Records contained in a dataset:

--------

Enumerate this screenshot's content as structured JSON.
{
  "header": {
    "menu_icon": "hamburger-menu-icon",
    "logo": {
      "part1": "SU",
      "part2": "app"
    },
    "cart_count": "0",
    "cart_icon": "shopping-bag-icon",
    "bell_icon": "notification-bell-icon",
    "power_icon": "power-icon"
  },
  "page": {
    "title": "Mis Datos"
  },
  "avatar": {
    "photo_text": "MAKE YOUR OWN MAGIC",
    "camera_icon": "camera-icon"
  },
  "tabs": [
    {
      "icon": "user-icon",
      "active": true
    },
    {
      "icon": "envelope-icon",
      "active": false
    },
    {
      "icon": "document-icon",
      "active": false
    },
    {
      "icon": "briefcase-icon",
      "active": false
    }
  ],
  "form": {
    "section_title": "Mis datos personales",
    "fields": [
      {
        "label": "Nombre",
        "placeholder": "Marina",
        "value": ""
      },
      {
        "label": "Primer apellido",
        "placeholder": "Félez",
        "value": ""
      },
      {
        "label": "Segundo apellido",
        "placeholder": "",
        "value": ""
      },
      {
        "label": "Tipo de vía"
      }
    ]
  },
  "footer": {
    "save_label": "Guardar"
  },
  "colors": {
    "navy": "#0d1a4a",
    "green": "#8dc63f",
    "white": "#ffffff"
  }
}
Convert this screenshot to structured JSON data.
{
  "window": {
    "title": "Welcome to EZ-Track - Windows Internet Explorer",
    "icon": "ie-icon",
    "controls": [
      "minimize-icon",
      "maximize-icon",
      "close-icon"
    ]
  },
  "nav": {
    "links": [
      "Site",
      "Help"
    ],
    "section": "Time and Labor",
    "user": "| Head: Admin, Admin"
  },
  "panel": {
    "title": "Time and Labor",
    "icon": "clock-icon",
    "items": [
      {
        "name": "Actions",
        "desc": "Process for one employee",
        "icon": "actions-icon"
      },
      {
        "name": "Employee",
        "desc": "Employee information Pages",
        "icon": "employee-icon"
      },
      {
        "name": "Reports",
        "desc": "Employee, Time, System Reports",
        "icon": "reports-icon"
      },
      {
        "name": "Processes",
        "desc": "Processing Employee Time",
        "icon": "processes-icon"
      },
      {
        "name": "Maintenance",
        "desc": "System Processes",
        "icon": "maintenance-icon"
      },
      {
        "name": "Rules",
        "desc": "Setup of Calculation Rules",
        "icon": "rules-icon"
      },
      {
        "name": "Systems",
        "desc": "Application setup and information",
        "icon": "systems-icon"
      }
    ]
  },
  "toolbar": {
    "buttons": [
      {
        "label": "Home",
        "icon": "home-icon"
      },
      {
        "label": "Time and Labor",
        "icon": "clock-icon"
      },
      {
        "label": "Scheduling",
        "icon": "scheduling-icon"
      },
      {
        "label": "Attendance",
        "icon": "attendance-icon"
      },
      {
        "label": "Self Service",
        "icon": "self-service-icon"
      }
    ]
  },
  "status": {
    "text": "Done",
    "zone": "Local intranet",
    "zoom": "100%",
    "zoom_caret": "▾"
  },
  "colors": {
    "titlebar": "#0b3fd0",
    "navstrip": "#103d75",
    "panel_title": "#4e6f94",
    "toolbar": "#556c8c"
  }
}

--------

[Task to carry out]:
Give the listing above again, word for word.

[Right answer]:
Enumerate this screenshot's content as structured JSON.
{
  "header": {
    "menu_icon": "hamburger-menu-icon",
    "logo": {
      "part1": "SU",
      "part2": "app"
    },
    "cart_count": "0",
    "cart_icon": "shopping-bag-icon",
    "bell_icon": "notification-bell-icon",
    "power_icon": "power-icon"
  },
  "page": {
    "title": "Mis Datos"
  },
  "avatar": {
    "photo_text": "MAKE YOUR OWN MAGIC",
    "camera_icon": "camera-icon"
  },
  "tabs": [
    {
      "icon": "user-icon",
      "active": true
    },
    {
      "icon": "envelope-icon",
      "active": false
    },
    {
      "icon": "document-icon",
      "active": false
    },
    {
      "icon": "briefcase-icon",
      "active": false
    }
  ],
  "form": {
    "section_title": "Mis datos personales",
    "fields": [
      {
        "label": "Nombre",
        "placeholder": "Marina",
        "value": ""
      },
      {
        "label": "Primer apellido",
        "placeholder": "Félez",
        "value": ""
      },
      {
        "label": "Segundo apellido",
        "placeholder": "",
        "value": ""
      },
      {
        "label": "Tipo de vía"
      }
    ]
  },
  "footer": {
    "save_label": "Guardar"
  },
  "colors": {
    "navy": "#0d1a4a",
    "green": "#8dc63f",
    "white": "#ffffff"
  }
}
Convert this screenshot to structured JSON data.
{
  "window": {
    "title": "Welcome to EZ-Track - Windows Internet Explorer",
    "icon": "ie-icon",
    "controls": [
      "minimize-icon",
      "maximize-icon",
      "close-icon"
    ]
  },
  "nav": {
    "links": [
      "Site",
      "Help"
    ],
    "section": "Time and Labor",
    "user": "| Head: Admin, Admin"
  },
  "panel": {
    "title": "Time and Labor",
    "icon": "clock-icon",
    "items": [
      {
        "name": "Actions",
        "desc": "Process for one employee",
        "icon": "actions-icon"
      },
      {
        "name": "Employee",
        "desc": "Employee information Pages",
        "icon": "employee-icon"
      },
      {
        "name": "Reports",
        "desc": "Employee, Time, System Reports",
        "icon": "reports-icon"
      },
      {
        "name": "Processes",
        "desc": "Processing Employee Time",
        "icon": "processes-icon"
      },
      {
        "name": "Maintenance",
        "desc": "System Processes",
        "icon": "maintenance-icon"
      },
      {
        "name": "Rules",
        "desc": "Setup of Calculation Rules",
        "icon": "rules-icon"
      },
      {
        "name": "Systems",
        "desc": "Application setup and information",
        "icon": "systems-icon"
      }
    ]
  },
  "toolbar": {
    "buttons": [
      {
        "label": "Home",
        "icon": "home-icon"
      },
      {
        "label": "Time and Labor",
        "icon": "clock-icon"
      },
      {
        "label": "Scheduling",
        "icon": "scheduling-icon"
      },
      {
        "label": "Attendance",
        "icon": "attendance-icon"
      },
      {
        "label": "Self Service",
        "icon": "self-service-icon"
      }
    ]
  },
  "status": {
    "text": "Done",
    "zone": "Local intranet",
    "zoom": "100%",
    "zoom_caret": "▾"
  },
  "colors": {
    "titlebar": "#0b3fd0",
    "navstrip": "#103d75",
    "panel_title": "#4e6f94",
    "toolbar": "#556c8c"
  }
}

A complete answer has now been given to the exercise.